## begin Data for processing

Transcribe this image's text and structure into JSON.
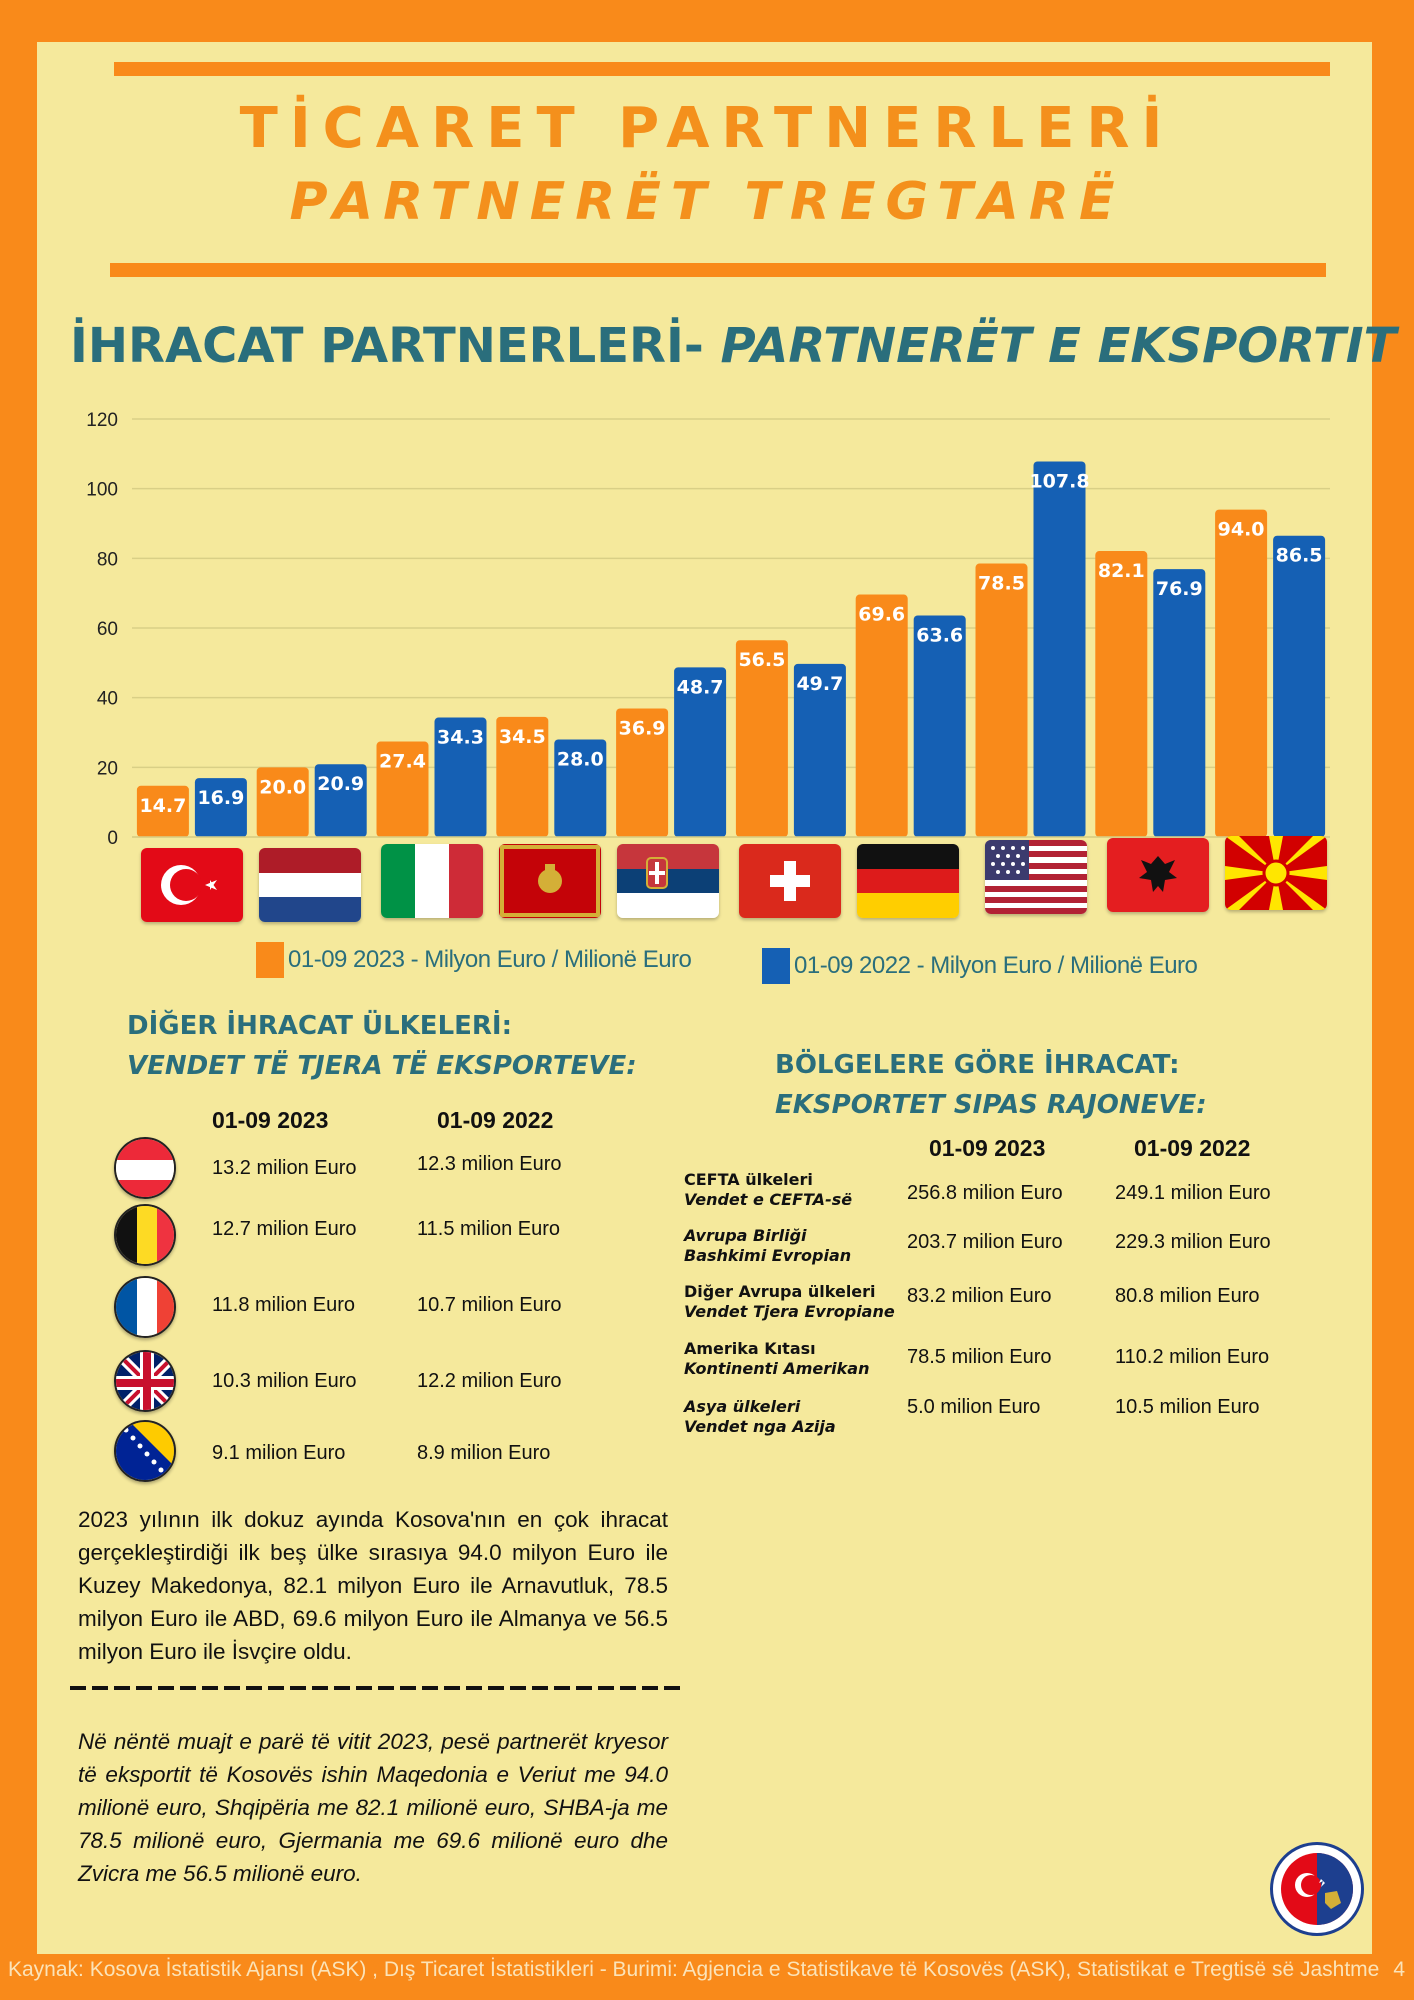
{
  "header": {
    "title_tr": "TİCARET PARTNERLERİ",
    "title_sq": "PARTNERËT TREGTARË"
  },
  "section": {
    "title_tr": "İHRACAT PARTNERLERİ- ",
    "title_sq": "PARTNERËT E EKSPORTIT"
  },
  "colors": {
    "background": "#f98a1a",
    "panel": "#f5e99c",
    "series_2023": "#f98a1a",
    "series_2022": "#1560b4",
    "heading": "#2a6e7c"
  },
  "chart_data": {
    "type": "bar",
    "categories": [
      "Turkey",
      "Netherlands",
      "Italy",
      "Montenegro",
      "Serbia",
      "Switzerland",
      "Germany",
      "USA",
      "Albania",
      "North Macedonia"
    ],
    "category_display": "flag icons",
    "series": [
      {
        "name": "01-09 2023 - Milyon Euro / Milionë Euro",
        "color": "#f98a1a",
        "values": [
          14.7,
          20.0,
          27.4,
          34.5,
          36.9,
          56.5,
          69.6,
          78.5,
          82.1,
          94.0
        ]
      },
      {
        "name": "01-09 2022 - Milyon Euro / Milionë Euro",
        "color": "#1560b4",
        "values": [
          16.9,
          20.9,
          34.3,
          28.0,
          48.7,
          49.7,
          63.6,
          107.8,
          76.9,
          86.5
        ]
      }
    ],
    "y_ticks": [
      0,
      20,
      40,
      60,
      80,
      100,
      120
    ],
    "ylim": [
      0,
      120
    ],
    "grid": true,
    "legend": "bottom"
  },
  "legend": {
    "label_2023": "01-09 2023 - Milyon Euro / Milionë Euro",
    "label_2022": "01-09 2022 - Milyon Euro / Milionë Euro"
  },
  "other_countries": {
    "title_tr": "DİĞER İHRACAT ÜLKELERİ:",
    "title_sq": "VENDET TË TJERA TË EKSPORTEVE:",
    "col_2023": "01-09 2023",
    "col_2022": "01-09 2022",
    "rows": [
      {
        "flag": "austria-flag",
        "v2023": "13.2 milion Euro",
        "v2022": "12.3 milion Euro"
      },
      {
        "flag": "belgium-flag",
        "v2023": "12.7 milion Euro",
        "v2022": "11.5 milion Euro"
      },
      {
        "flag": "france-flag",
        "v2023": "11.8 milion Euro",
        "v2022": "10.7 milion Euro"
      },
      {
        "flag": "uk-flag",
        "v2023": "10.3 milion Euro",
        "v2022": "12.2 milion Euro"
      },
      {
        "flag": "bosnia-flag",
        "v2023": "9.1 milion Euro",
        "v2022": "8.9 milion Euro"
      }
    ]
  },
  "regions": {
    "title_tr": "BÖLGELERE GÖRE İHRACAT:",
    "title_sq": "EKSPORTET SIPAS RAJONEVE:",
    "col_2023": "01-09 2023",
    "col_2022": "01-09 2022",
    "rows": [
      {
        "name_tr": "CEFTA ülkeleri",
        "name_sq": "Vendet e CEFTA-së",
        "v2023": "256.8 milion Euro",
        "v2022": "249.1 milion Euro"
      },
      {
        "name_tr": "Avrupa Birliği",
        "name_sq": "Bashkimi Evropian",
        "v2023": "203.7 milion Euro",
        "v2022": "229.3 milion Euro"
      },
      {
        "name_tr": "Diğer Avrupa ülkeleri",
        "name_sq": "Vendet Tjera Evropiane",
        "v2023": "83.2 milion Euro",
        "v2022": "80.8 milion Euro"
      },
      {
        "name_tr": "Amerika Kıtası",
        "name_sq": "Kontinenti Amerikan",
        "v2023": "78.5 milion Euro",
        "v2022": "110.2 milion Euro"
      },
      {
        "name_tr": "Asya ülkeleri",
        "name_sq": "Vendet nga Azija",
        "v2023": "5.0 milion Euro",
        "v2022": "10.5 milion Euro"
      }
    ]
  },
  "summary": {
    "tr": "2023 yılının ilk dokuz ayında Kosova'nın en çok ihracat gerçekleştirdiği ilk beş ülke sırasıya 94.0 milyon Euro ile Kuzey Makedonya, 82.1 milyon Euro ile Arnavutluk, 78.5 milyon Euro ile ABD, 69.6 milyon Euro ile Almanya ve 56.5 milyon Euro ile İsvçire oldu.",
    "sq": "Në nëntë muajt e parë të vitit 2023, pesë partnerët kryesor të eksportit të Kosovës ishin Maqedonia e Veriut me 94.0 milionë euro, Shqipëria me 82.1 milionë euro, SHBA-ja me 78.5 milionë euro, Gjermania me 69.6 milionë euro dhe Zvicra me 56.5 milionë euro."
  },
  "footer": {
    "source": "Kaynak: Kosova İstatistik Ajansı (ASK) , Dış Ticaret İstatistikleri - Burimi: Agjencia e Statistikave të Kosovës (ASK), Statistikat e Tregtisë së Jashtme",
    "page": "4"
  }
}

## end Data for processing

Images should not appear in the copy; retype the listing above exactly.

Transcribe this image's text and structure into JSON.
{
  "header": {
    "title_tr": "TİCARET PARTNERLERİ",
    "title_sq": "PARTNERËT TREGTARË"
  },
  "section": {
    "title_tr": "İHRACAT PARTNERLERİ- ",
    "title_sq": "PARTNERËT E EKSPORTIT"
  },
  "colors": {
    "background": "#f98a1a",
    "panel": "#f5e99c",
    "series_2023": "#f98a1a",
    "series_2022": "#1560b4",
    "heading": "#2a6e7c"
  },
  "chart_data": {
    "type": "bar",
    "categories": [
      "Turkey",
      "Netherlands",
      "Italy",
      "Montenegro",
      "Serbia",
      "Switzerland",
      "Germany",
      "USA",
      "Albania",
      "North Macedonia"
    ],
    "category_display": "flag icons",
    "series": [
      {
        "name": "01-09 2023 - Milyon Euro / Milionë Euro",
        "color": "#f98a1a",
        "values": [
          14.7,
          20.0,
          27.4,
          34.5,
          36.9,
          56.5,
          69.6,
          78.5,
          82.1,
          94.0
        ]
      },
      {
        "name": "01-09 2022 - Milyon Euro / Milionë Euro",
        "color": "#1560b4",
        "values": [
          16.9,
          20.9,
          34.3,
          28.0,
          48.7,
          49.7,
          63.6,
          107.8,
          76.9,
          86.5
        ]
      }
    ],
    "y_ticks": [
      0,
      20,
      40,
      60,
      80,
      100,
      120
    ],
    "ylim": [
      0,
      120
    ],
    "grid": true,
    "legend": "bottom"
  },
  "legend": {
    "label_2023": "01-09 2023 - Milyon Euro / Milionë Euro",
    "label_2022": "01-09 2022 - Milyon Euro / Milionë Euro"
  },
  "other_countries": {
    "title_tr": "DİĞER İHRACAT ÜLKELERİ:",
    "title_sq": "VENDET TË TJERA TË EKSPORTEVE:",
    "col_2023": "01-09 2023",
    "col_2022": "01-09 2022",
    "rows": [
      {
        "flag": "austria-flag",
        "v2023": "13.2 milion Euro",
        "v2022": "12.3 milion Euro"
      },
      {
        "flag": "belgium-flag",
        "v2023": "12.7 milion Euro",
        "v2022": "11.5 milion Euro"
      },
      {
        "flag": "france-flag",
        "v2023": "11.8 milion Euro",
        "v2022": "10.7 milion Euro"
      },
      {
        "flag": "uk-flag",
        "v2023": "10.3 milion Euro",
        "v2022": "12.2 milion Euro"
      },
      {
        "flag": "bosnia-flag",
        "v2023": "9.1 milion Euro",
        "v2022": "8.9 milion Euro"
      }
    ]
  },
  "regions": {
    "title_tr": "BÖLGELERE GÖRE İHRACAT:",
    "title_sq": "EKSPORTET SIPAS RAJONEVE:",
    "col_2023": "01-09 2023",
    "col_2022": "01-09 2022",
    "rows": [
      {
        "name_tr": "CEFTA ülkeleri",
        "name_sq": "Vendet e CEFTA-së",
        "v2023": "256.8 milion Euro",
        "v2022": "249.1 milion Euro"
      },
      {
        "name_tr": "Avrupa Birliği",
        "name_sq": "Bashkimi Evropian",
        "v2023": "203.7 milion Euro",
        "v2022": "229.3 milion Euro"
      },
      {
        "name_tr": "Diğer Avrupa ülkeleri",
        "name_sq": "Vendet Tjera Evropiane",
        "v2023": "83.2 milion Euro",
        "v2022": "80.8 milion Euro"
      },
      {
        "name_tr": "Amerika Kıtası",
        "name_sq": "Kontinenti Amerikan",
        "v2023": "78.5 milion Euro",
        "v2022": "110.2 milion Euro"
      },
      {
        "name_tr": "Asya ülkeleri",
        "name_sq": "Vendet nga Azija",
        "v2023": "5.0 milion Euro",
        "v2022": "10.5 milion Euro"
      }
    ]
  },
  "summary": {
    "tr": "2023 yılının ilk dokuz ayında Kosova'nın en çok ihracat gerçekleştirdiği ilk beş ülke sırasıya 94.0 milyon Euro ile Kuzey Makedonya, 82.1 milyon Euro ile Arnavutluk, 78.5 milyon Euro ile ABD, 69.6 milyon Euro ile Almanya ve 56.5 milyon Euro ile İsvçire oldu.",
    "sq": "Në nëntë muajt e parë të vitit 2023, pesë partnerët kryesor të eksportit të Kosovës ishin Maqedonia e Veriut me 94.0 milionë euro, Shqipëria me 82.1 milionë euro, SHBA-ja me 78.5 milionë euro, Gjermania me 69.6 milionë euro dhe Zvicra me 56.5 milionë euro."
  },
  "footer": {
    "source": "Kaynak: Kosova İstatistik Ajansı (ASK) , Dış Ticaret İstatistikleri - Burimi: Agjencia e Statistikave të Kosovës (ASK), Statistikat e Tregtisë së Jashtme",
    "page": "4"
  }
}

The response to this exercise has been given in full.